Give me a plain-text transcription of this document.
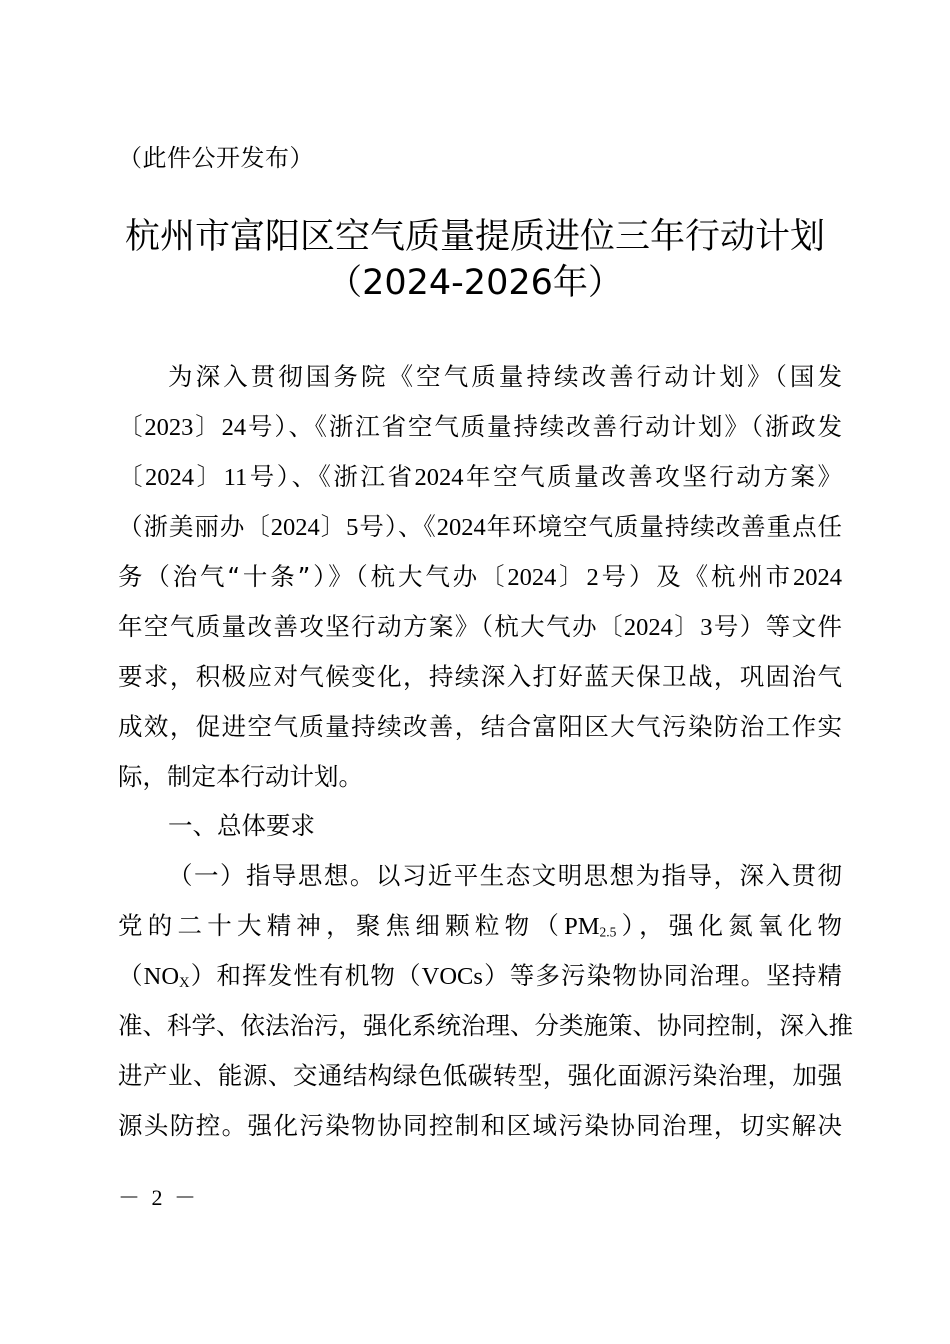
（此件公开发布）
杭州市富阳区空气质量提质进位三年行动计划
（2024-2026年）
为深入贯彻国务院《空气质量持续改善行动计划》（国发
〔2023〕24号）、《浙江省空气质量持续改善行动计划》（浙政发
〔2024〕11号）、《浙江省2024年空气质量改善攻坚行动方案》
（浙美丽办〔2024〕5号）、《2024年环境空气质量持续改善重点任
务（治气“十条”）》（杭大气办〔2024〕2号）及《杭州市2024
年空气质量改善攻坚行动方案》（杭大气办〔2024〕3号）等文件
要求，积极应对气候变化，持续深入打好蓝天保卫战，巩固治气
成效，促进空气质量持续改善，结合富阳区大气污染防治工作实
际，制定本行动计划。
一、总体要求
（一）指导思想。以习近平生态文明思想为指导，深入贯彻
党的二十大精神，聚焦细颗粒物$(PM_{2.5})$，强化氮氧化物
$(NO_X)$和挥发性有机物（VOCs）等多污染物协同治理。坚持精
准、科学、依法治污，强化系统治理、分类施策、协同控制，深入推
进产业、能源、交通结构绿色低碳转型，强化面源污染治理，加强
源头防控。强化污染物协同控制和区域污染协同治理，切实解决
－ 2 －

■ **Challenge**
Find every line in the entries that includes the word "杭大气办", then state how many there are and nothing else.

■ **Response below**
2